### Task to complete
In the listing below, find every line that contains the word "avoided" and copy each of those lines in full. Matching is case-sensitive.

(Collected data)
• • • • •
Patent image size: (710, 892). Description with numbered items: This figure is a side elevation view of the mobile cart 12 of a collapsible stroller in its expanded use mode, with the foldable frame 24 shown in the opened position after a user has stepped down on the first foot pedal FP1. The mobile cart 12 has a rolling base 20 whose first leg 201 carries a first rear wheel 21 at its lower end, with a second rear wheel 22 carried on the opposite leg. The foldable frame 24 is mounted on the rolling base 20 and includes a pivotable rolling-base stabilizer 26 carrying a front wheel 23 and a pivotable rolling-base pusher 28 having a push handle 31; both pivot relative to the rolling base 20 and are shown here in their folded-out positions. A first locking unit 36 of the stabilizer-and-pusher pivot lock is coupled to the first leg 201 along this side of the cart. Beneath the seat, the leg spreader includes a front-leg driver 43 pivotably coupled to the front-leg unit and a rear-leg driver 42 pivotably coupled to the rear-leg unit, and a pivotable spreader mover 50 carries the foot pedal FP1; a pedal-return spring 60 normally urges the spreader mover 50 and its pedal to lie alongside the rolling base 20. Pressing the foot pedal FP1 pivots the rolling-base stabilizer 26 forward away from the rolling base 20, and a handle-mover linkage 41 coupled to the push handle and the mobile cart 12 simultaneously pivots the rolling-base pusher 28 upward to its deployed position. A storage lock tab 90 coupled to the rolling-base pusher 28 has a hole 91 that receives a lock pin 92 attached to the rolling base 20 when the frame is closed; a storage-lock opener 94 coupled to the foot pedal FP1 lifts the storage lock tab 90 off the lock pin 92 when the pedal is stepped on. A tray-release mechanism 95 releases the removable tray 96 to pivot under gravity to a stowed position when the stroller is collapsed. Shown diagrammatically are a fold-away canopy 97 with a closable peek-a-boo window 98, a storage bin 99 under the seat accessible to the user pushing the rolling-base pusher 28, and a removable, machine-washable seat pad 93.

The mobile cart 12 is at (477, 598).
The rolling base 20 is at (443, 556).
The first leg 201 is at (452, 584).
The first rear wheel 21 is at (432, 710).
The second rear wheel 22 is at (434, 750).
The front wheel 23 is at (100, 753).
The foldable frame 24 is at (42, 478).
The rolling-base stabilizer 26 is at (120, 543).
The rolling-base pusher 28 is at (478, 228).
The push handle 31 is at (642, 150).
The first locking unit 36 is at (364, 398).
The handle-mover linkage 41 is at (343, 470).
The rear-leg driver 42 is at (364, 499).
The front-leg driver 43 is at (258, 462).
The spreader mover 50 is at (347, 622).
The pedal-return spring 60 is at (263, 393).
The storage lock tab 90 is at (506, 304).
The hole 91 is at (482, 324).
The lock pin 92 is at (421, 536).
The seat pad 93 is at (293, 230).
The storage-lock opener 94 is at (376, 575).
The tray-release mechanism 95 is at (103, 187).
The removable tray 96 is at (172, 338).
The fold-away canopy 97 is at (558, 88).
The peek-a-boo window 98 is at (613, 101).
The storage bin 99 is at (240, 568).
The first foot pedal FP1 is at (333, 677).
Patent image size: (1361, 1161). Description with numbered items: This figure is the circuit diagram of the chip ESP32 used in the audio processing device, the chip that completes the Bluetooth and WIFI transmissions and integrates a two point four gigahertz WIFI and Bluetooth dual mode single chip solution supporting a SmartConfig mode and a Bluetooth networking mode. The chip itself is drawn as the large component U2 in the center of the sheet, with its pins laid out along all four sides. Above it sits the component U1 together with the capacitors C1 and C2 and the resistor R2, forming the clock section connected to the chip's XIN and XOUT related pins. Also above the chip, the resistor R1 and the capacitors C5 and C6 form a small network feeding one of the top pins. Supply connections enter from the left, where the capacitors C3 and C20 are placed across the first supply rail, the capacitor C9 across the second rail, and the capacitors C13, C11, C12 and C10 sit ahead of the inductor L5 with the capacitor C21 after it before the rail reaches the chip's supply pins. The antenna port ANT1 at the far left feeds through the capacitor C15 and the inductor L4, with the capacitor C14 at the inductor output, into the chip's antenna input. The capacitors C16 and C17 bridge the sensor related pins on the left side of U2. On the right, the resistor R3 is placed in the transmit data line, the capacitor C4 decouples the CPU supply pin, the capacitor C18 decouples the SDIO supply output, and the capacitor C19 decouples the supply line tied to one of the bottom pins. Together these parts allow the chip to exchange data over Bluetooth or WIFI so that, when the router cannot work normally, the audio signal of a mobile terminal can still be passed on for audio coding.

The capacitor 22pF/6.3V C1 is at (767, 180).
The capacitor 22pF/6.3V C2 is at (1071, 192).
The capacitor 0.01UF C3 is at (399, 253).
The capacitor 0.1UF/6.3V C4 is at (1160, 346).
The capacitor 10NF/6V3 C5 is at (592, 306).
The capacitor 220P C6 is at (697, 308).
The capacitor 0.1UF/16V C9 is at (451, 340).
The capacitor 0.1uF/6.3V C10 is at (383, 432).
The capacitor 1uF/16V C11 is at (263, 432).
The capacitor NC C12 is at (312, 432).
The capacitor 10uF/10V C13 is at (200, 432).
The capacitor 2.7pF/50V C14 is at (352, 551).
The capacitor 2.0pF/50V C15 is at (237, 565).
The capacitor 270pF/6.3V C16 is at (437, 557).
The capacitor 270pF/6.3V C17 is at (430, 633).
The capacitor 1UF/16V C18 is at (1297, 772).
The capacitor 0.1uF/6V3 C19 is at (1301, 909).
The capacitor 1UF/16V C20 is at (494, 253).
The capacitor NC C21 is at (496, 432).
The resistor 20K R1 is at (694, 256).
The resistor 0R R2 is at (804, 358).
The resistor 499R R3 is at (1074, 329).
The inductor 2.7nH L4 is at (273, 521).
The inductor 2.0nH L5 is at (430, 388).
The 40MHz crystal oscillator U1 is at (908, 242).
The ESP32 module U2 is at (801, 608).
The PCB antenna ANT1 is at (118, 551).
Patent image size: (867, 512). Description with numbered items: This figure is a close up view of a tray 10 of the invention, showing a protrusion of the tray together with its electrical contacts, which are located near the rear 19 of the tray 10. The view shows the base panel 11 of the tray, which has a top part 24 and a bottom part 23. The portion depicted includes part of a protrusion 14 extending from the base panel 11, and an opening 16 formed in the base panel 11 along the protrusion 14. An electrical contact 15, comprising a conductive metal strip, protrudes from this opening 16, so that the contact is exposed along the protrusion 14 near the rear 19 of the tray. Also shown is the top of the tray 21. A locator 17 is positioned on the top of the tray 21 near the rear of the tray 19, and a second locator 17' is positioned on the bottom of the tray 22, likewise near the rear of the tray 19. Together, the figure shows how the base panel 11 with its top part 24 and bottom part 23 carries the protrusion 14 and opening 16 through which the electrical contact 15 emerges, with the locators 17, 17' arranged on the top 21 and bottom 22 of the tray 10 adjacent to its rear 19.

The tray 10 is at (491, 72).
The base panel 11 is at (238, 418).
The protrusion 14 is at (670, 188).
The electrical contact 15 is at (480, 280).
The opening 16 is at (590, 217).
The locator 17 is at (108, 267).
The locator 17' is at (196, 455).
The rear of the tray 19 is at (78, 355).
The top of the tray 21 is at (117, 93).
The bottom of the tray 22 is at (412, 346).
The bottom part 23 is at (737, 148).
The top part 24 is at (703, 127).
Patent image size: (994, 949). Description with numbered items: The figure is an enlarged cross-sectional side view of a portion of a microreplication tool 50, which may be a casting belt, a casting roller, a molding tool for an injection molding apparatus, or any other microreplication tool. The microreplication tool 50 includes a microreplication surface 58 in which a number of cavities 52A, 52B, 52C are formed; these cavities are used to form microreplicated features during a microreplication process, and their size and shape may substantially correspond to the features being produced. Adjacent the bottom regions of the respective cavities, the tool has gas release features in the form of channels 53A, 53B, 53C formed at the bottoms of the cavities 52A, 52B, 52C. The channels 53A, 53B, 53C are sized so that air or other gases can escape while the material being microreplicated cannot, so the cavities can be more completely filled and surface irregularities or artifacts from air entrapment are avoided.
• • • • •
### Reply
Patent image size: (994, 949). Description with numbered items: The figure is an enlarged cross-sectional side view of a portion of a microreplication tool 50, which may be a casting belt, a casting roller, a molding tool for an injection molding apparatus, or any other microreplication tool. The microreplication tool 50 includes a microreplication surface 58 in which a number of cavities 52A, 52B, 52C are formed; these cavities are used to form microreplicated features during a microreplication process, and their size and shape may substantially correspond to the features being produced. Adjacent the bottom regions of the respective cavities, the tool has gas release features in the form of channels 53A, 53B, 53C formed at the bottoms of the cavities 52A, 52B, 52C. The channels 53A, 53B, 53C are sized so that air or other gases can escape while the material being microreplicated cannot, so the cavities can be more completely filled and surface irregularities or artifacts from air entrapment are avoided.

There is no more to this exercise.